**Instruction**
Set down the material once more, exactly as it appears.

(Data entries)
______
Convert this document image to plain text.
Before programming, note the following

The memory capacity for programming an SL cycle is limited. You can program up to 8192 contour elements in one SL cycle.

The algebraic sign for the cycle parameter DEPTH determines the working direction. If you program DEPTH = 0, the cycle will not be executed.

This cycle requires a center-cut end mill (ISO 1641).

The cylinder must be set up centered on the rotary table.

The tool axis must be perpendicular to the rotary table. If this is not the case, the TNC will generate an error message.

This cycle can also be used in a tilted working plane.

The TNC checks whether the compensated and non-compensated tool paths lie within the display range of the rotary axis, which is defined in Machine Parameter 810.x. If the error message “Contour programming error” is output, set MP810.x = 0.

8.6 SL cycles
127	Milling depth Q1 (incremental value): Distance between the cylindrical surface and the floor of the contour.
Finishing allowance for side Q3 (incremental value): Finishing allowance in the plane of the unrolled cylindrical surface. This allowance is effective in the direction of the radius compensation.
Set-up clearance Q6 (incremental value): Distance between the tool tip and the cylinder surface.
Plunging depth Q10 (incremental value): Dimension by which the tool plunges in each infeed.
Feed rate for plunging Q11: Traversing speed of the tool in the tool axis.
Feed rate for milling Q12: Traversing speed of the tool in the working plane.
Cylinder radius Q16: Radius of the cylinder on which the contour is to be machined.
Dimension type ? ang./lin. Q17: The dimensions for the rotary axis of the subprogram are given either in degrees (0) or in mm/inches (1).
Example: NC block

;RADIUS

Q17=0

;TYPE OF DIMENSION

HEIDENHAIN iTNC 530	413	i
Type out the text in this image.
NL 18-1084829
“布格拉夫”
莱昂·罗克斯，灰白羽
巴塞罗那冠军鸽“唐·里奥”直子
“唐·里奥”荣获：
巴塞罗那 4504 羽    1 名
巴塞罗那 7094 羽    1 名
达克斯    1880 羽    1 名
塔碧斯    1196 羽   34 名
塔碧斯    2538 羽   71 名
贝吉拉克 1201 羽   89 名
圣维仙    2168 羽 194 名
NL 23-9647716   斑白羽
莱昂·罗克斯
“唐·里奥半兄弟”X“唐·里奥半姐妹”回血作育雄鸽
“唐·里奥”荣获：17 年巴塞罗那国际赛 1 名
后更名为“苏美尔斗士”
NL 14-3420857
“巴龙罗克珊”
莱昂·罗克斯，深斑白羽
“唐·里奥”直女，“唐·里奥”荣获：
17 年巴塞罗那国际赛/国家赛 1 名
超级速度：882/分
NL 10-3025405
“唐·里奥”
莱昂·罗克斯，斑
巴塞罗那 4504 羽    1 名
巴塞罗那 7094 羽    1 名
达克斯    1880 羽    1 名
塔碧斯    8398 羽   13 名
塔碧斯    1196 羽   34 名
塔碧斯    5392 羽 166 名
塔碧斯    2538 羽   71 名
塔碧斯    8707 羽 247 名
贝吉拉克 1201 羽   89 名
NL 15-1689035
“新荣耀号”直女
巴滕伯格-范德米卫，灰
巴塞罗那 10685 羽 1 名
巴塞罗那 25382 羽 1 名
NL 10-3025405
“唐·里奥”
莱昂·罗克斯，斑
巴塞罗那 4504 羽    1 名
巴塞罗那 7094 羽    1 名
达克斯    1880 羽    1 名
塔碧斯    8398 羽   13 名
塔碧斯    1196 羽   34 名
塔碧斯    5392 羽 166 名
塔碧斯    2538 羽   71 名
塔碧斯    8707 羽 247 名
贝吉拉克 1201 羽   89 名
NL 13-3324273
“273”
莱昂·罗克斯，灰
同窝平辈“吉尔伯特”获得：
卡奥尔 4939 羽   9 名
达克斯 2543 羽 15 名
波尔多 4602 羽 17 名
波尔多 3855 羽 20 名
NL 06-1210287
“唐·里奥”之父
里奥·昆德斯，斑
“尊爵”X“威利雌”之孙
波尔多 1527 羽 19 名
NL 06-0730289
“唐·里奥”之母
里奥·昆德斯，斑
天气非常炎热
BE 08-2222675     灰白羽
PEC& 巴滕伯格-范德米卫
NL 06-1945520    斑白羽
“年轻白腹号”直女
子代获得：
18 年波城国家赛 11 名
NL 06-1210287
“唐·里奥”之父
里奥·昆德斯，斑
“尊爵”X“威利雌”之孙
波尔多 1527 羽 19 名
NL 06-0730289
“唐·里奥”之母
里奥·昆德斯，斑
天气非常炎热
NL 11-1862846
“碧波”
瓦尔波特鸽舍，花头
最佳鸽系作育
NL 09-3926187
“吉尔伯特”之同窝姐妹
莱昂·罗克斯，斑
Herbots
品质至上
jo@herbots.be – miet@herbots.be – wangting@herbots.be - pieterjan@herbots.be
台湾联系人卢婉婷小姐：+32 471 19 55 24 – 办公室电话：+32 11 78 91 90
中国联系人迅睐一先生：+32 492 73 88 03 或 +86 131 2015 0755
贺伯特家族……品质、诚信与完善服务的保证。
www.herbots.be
______
**Finished exercise**
Convert this document image to plain text.
Before programming, note the following

The memory capacity for programming an SL cycle is limited. You can program up to 8192 contour elements in one SL cycle.

The algebraic sign for the cycle parameter DEPTH determines the working direction. If you program DEPTH = 0, the cycle will not be executed.

This cycle requires a center-cut end mill (ISO 1641).

The cylinder must be set up centered on the rotary table.

The tool axis must be perpendicular to the rotary table. If this is not the case, the TNC will generate an error message.

This cycle can also be used in a tilted working plane.

The TNC checks whether the compensated and non-compensated tool paths lie within the display range of the rotary axis, which is defined in Machine Parameter 810.x. If the error message “Contour programming error” is output, set MP810.x = 0.

8.6 SL cycles
127	Milling depth Q1 (incremental value): Distance between the cylindrical surface and the floor of the contour.
Finishing allowance for side Q3 (incremental value): Finishing allowance in the plane of the unrolled cylindrical surface. This allowance is effective in the direction of the radius compensation.
Set-up clearance Q6 (incremental value): Distance between the tool tip and the cylinder surface.
Plunging depth Q10 (incremental value): Dimension by which the tool plunges in each infeed.
Feed rate for plunging Q11: Traversing speed of the tool in the tool axis.
Feed rate for milling Q12: Traversing speed of the tool in the working plane.
Cylinder radius Q16: Radius of the cylinder on which the contour is to be machined.
Dimension type ? ang./lin. Q17: The dimensions for the rotary axis of the subprogram are given either in degrees (0) or in mm/inches (1).
Example: NC block

;RADIUS

Q17=0

;TYPE OF DIMENSION

HEIDENHAIN iTNC 530	413	i
Type out the text in this image.
NL 18-1084829
“布格拉夫”
莱昂·罗克斯，灰白羽
巴塞罗那冠军鸽“唐·里奥”直子
“唐·里奥”荣获：
巴塞罗那 4504 羽    1 名
巴塞罗那 7094 羽    1 名
达克斯    1880 羽    1 名
塔碧斯    1196 羽   34 名
塔碧斯    2538 羽   71 名
贝吉拉克 1201 羽   89 名
圣维仙    2168 羽 194 名
NL 23-9647716   斑白羽
莱昂·罗克斯
“唐·里奥半兄弟”X“唐·里奥半姐妹”回血作育雄鸽
“唐·里奥”荣获：17 年巴塞罗那国际赛 1 名
后更名为“苏美尔斗士”
NL 14-3420857
“巴龙罗克珊”
莱昂·罗克斯，深斑白羽
“唐·里奥”直女，“唐·里奥”荣获：
17 年巴塞罗那国际赛/国家赛 1 名
超级速度：882/分
NL 10-3025405
“唐·里奥”
莱昂·罗克斯，斑
巴塞罗那 4504 羽    1 名
巴塞罗那 7094 羽    1 名
达克斯    1880 羽    1 名
塔碧斯    8398 羽   13 名
塔碧斯    1196 羽   34 名
塔碧斯    5392 羽 166 名
塔碧斯    2538 羽   71 名
塔碧斯    8707 羽 247 名
贝吉拉克 1201 羽   89 名
NL 15-1689035
“新荣耀号”直女
巴滕伯格-范德米卫，灰
巴塞罗那 10685 羽 1 名
巴塞罗那 25382 羽 1 名
NL 10-3025405
“唐·里奥”
莱昂·罗克斯，斑
巴塞罗那 4504 羽    1 名
巴塞罗那 7094 羽    1 名
达克斯    1880 羽    1 名
塔碧斯    8398 羽   13 名
塔碧斯    1196 羽   34 名
塔碧斯    5392 羽 166 名
塔碧斯    2538 羽   71 名
塔碧斯    8707 羽 247 名
贝吉拉克 1201 羽   89 名
NL 13-3324273
“273”
莱昂·罗克斯，灰
同窝平辈“吉尔伯特”获得：
卡奥尔 4939 羽   9 名
达克斯 2543 羽 15 名
波尔多 4602 羽 17 名
波尔多 3855 羽 20 名
NL 06-1210287
“唐·里奥”之父
里奥·昆德斯，斑
“尊爵”X“威利雌”之孙
波尔多 1527 羽 19 名
NL 06-0730289
“唐·里奥”之母
里奥·昆德斯，斑
天气非常炎热
BE 08-2222675     灰白羽
PEC& 巴滕伯格-范德米卫
NL 06-1945520    斑白羽
“年轻白腹号”直女
子代获得：
18 年波城国家赛 11 名
NL 06-1210287
“唐·里奥”之父
里奥·昆德斯，斑
“尊爵”X“威利雌”之孙
波尔多 1527 羽 19 名
NL 06-0730289
“唐·里奥”之母
里奥·昆德斯，斑
天气非常炎热
NL 11-1862846
“碧波”
瓦尔波特鸽舍，花头
最佳鸽系作育
NL 09-3926187
“吉尔伯特”之同窝姐妹
莱昂·罗克斯，斑
Herbots
品质至上
jo@herbots.be – miet@herbots.be – wangting@herbots.be - pieterjan@herbots.be
台湾联系人卢婉婷小姐：+32 471 19 55 24 – 办公室电话：+32 11 78 91 90
中国联系人迅睐一先生：+32 492 73 88 03 或 +86 131 2015 0755
贺伯特家族……品质、诚信与完善服务的保证。
www.herbots.be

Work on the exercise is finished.